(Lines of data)
§

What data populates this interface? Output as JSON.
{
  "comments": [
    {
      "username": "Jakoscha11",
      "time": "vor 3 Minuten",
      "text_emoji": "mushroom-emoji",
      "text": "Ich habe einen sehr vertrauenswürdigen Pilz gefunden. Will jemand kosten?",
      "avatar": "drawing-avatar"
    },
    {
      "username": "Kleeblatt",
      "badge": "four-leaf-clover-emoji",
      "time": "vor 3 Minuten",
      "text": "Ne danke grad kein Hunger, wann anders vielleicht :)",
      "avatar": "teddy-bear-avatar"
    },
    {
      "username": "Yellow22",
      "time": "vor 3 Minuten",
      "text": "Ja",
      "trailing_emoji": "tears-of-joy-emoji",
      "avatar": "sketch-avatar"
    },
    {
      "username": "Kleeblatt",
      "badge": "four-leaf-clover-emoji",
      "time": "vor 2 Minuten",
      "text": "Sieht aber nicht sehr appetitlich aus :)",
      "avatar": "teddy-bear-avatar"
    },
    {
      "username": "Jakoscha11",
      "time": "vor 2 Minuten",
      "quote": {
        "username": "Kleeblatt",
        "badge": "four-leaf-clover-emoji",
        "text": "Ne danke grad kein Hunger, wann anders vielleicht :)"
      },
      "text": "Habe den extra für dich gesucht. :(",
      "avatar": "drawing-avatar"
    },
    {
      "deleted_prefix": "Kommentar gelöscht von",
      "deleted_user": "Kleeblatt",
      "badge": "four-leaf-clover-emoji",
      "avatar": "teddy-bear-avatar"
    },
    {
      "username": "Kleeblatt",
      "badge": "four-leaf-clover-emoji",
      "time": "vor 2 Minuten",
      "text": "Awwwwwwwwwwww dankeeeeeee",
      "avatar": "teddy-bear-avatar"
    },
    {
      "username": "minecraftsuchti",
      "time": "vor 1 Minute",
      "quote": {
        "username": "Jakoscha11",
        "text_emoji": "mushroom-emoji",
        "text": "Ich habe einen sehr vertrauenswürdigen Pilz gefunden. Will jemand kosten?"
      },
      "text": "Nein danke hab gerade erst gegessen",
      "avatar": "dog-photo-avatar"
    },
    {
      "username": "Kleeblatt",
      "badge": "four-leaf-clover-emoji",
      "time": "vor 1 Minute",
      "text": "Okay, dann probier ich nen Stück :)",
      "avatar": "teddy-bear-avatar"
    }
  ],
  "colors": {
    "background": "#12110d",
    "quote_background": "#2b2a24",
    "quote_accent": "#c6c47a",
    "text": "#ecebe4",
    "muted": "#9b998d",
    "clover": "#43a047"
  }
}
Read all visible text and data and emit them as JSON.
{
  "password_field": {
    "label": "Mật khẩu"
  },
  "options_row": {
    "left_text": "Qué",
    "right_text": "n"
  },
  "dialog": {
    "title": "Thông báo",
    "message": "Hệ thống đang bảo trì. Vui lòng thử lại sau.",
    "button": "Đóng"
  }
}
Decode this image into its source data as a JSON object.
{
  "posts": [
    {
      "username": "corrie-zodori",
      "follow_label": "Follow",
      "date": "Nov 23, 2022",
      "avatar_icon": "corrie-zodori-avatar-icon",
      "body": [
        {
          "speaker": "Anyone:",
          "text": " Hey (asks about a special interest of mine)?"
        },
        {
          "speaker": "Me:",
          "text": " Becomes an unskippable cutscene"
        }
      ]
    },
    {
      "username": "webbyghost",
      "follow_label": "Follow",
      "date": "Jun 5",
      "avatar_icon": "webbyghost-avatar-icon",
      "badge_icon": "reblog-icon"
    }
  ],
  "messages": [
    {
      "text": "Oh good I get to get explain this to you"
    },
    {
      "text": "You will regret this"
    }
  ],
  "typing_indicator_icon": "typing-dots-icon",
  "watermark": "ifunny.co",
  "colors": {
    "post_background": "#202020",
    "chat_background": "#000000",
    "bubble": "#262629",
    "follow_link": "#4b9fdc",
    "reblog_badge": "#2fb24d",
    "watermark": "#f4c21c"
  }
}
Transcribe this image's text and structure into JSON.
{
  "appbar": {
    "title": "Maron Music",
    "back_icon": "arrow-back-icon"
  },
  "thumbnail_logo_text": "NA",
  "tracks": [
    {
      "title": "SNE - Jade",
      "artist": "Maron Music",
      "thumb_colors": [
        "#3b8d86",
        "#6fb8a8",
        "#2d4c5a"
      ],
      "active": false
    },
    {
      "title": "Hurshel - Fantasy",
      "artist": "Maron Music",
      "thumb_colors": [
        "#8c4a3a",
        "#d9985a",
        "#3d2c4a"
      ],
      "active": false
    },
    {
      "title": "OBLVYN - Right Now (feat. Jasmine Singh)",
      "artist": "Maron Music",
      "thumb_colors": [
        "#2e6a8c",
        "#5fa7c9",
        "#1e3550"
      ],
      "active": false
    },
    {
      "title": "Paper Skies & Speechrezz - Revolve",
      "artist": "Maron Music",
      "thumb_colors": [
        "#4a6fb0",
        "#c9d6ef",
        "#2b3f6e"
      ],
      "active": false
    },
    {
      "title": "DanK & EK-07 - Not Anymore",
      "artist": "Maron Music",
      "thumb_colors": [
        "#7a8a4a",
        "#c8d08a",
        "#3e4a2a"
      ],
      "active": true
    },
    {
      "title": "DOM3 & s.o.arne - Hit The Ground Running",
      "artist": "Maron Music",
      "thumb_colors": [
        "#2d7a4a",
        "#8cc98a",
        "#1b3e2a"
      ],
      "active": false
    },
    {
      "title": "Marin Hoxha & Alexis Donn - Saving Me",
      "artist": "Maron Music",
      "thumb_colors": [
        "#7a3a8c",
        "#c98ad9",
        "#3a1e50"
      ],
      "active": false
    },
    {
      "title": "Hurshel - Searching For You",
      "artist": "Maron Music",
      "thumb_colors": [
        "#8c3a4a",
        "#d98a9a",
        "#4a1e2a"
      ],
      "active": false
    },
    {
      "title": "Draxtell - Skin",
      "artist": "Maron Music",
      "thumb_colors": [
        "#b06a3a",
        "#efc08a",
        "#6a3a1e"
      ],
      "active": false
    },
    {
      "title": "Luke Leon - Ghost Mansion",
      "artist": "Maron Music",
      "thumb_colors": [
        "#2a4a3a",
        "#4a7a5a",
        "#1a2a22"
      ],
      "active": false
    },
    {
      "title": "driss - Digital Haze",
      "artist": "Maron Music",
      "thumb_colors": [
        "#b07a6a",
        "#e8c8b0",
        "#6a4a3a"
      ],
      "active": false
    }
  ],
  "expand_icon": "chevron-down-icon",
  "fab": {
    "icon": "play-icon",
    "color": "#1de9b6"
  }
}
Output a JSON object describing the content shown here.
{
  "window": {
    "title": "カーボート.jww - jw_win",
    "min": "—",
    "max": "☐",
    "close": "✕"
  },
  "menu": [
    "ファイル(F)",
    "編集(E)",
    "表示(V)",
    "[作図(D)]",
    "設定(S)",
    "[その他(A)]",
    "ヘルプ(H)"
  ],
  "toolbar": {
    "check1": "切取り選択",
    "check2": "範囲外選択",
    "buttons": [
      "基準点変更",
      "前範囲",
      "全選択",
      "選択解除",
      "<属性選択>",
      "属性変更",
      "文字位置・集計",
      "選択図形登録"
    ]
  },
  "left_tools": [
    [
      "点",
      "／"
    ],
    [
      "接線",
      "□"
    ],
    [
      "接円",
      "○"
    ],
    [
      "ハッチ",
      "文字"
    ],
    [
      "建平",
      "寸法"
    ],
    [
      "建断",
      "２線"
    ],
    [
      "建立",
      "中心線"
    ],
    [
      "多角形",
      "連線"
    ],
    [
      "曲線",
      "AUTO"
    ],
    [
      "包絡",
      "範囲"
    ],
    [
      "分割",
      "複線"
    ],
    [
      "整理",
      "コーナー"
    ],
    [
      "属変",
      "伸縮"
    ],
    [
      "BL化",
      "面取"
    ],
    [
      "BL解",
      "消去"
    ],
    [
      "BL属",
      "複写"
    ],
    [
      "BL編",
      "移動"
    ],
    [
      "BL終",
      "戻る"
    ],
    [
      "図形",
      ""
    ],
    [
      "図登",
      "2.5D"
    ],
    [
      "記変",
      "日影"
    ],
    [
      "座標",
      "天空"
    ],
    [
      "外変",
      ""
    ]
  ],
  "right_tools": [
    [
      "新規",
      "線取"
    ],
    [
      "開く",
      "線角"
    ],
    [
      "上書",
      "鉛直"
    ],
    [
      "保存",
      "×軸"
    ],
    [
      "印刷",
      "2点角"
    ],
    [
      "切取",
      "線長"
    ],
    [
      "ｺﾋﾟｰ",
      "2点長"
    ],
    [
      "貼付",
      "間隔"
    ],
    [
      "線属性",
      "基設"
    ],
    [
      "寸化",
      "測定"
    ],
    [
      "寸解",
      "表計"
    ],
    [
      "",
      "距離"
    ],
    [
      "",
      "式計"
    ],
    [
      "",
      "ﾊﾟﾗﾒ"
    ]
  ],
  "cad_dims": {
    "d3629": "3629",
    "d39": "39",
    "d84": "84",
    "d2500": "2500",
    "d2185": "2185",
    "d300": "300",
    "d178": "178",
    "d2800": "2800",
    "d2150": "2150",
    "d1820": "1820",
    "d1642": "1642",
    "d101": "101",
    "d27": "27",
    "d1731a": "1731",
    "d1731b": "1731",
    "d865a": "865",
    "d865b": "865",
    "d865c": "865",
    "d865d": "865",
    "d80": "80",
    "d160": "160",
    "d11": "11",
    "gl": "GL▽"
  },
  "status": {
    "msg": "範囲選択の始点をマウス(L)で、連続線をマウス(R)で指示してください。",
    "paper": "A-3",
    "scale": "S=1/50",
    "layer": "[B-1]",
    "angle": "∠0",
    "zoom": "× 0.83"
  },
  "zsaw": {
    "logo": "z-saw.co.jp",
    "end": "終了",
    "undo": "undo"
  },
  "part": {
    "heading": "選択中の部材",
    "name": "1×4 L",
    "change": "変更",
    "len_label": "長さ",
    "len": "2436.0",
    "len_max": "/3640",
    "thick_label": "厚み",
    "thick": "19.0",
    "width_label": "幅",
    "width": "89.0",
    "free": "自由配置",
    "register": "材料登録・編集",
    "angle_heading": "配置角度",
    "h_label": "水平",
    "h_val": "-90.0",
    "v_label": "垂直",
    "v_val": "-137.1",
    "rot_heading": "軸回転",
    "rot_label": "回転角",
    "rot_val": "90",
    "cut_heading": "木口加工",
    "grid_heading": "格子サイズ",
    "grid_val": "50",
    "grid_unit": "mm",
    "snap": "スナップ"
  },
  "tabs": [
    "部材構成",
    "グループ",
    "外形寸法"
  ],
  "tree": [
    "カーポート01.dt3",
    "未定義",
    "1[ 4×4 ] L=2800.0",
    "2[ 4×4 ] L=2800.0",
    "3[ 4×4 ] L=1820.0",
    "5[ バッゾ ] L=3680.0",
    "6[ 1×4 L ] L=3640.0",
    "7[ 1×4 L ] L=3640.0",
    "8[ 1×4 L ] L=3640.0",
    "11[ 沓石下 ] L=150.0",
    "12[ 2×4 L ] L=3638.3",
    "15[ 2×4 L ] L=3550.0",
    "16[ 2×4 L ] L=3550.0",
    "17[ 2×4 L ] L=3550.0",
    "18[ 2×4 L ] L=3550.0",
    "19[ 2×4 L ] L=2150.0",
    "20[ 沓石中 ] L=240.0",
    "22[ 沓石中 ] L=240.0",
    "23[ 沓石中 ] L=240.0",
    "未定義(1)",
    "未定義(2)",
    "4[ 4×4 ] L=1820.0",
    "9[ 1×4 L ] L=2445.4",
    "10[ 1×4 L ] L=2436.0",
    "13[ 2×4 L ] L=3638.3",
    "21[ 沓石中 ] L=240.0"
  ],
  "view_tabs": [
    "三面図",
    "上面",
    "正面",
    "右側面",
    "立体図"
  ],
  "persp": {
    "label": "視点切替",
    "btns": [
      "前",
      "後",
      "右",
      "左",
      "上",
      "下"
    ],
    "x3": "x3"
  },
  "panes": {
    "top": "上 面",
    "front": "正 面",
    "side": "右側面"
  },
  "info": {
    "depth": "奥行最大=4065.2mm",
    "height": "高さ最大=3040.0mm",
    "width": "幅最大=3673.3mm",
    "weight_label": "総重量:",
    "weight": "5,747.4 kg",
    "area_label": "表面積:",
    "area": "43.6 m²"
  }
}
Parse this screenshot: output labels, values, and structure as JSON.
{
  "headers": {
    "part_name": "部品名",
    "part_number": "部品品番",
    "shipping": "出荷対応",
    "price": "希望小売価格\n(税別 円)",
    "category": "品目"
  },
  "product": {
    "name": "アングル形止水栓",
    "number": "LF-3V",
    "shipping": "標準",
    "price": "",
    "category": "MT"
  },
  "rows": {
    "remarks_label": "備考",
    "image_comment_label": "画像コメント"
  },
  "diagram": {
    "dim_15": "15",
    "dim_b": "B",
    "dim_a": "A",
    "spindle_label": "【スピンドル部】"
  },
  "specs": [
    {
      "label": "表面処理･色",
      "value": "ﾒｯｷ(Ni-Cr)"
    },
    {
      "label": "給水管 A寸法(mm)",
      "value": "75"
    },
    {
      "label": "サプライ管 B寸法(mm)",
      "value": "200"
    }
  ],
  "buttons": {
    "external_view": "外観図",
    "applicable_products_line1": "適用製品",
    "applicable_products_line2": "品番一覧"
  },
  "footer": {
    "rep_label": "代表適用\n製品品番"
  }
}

§

■ **EXERCISE**:
Write the number of lines containing the word "this" and nothing besides it.

■ **RESPONSE TO THE EXERCISE**:
6